Some records
↓↓↓

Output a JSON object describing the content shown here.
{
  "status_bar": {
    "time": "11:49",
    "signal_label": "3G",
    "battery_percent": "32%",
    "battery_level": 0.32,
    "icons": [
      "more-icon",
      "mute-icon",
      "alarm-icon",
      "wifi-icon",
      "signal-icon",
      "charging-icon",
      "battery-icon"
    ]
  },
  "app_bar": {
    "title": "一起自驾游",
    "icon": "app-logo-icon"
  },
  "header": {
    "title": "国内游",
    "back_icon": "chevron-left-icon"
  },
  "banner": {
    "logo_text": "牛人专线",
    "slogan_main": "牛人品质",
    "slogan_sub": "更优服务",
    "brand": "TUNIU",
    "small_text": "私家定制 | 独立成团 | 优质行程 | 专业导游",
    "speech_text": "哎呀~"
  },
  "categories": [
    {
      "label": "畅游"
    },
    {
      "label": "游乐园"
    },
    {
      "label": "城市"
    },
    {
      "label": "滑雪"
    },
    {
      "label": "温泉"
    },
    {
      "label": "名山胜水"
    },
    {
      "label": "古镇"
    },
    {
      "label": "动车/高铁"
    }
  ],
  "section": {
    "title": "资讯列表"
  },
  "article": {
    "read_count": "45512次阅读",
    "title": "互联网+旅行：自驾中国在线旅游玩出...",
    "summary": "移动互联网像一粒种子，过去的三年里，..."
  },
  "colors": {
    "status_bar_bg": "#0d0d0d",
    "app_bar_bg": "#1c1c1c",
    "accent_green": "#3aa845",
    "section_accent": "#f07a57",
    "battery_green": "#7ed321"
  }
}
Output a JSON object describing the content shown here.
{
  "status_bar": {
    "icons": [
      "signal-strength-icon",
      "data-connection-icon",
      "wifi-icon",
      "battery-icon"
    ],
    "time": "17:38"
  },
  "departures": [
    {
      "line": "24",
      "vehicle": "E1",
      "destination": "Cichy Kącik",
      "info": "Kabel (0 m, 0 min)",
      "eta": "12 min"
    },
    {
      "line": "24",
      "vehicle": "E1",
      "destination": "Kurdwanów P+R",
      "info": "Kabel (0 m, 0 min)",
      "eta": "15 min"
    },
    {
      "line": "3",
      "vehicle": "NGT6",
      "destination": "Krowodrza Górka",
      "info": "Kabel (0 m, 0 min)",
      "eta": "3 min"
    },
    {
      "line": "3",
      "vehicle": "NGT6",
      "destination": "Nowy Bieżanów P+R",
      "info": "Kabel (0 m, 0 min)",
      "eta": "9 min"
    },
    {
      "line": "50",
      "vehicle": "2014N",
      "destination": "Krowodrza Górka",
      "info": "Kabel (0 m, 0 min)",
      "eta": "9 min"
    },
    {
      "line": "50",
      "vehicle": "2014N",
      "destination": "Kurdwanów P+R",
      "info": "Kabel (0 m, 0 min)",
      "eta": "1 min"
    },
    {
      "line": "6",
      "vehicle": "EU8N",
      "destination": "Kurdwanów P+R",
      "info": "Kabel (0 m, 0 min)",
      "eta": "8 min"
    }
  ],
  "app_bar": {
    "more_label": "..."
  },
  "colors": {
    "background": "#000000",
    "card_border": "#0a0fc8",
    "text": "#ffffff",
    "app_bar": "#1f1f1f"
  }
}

↑↑↑

Show the lines from the data above that contain the string "title".

Full answer:
    "title": "一起自驾游",
    "title": "国内游",
    "title": "资讯列表"
    "title": "互联网+旅行：自驾中国在线旅游玩出...",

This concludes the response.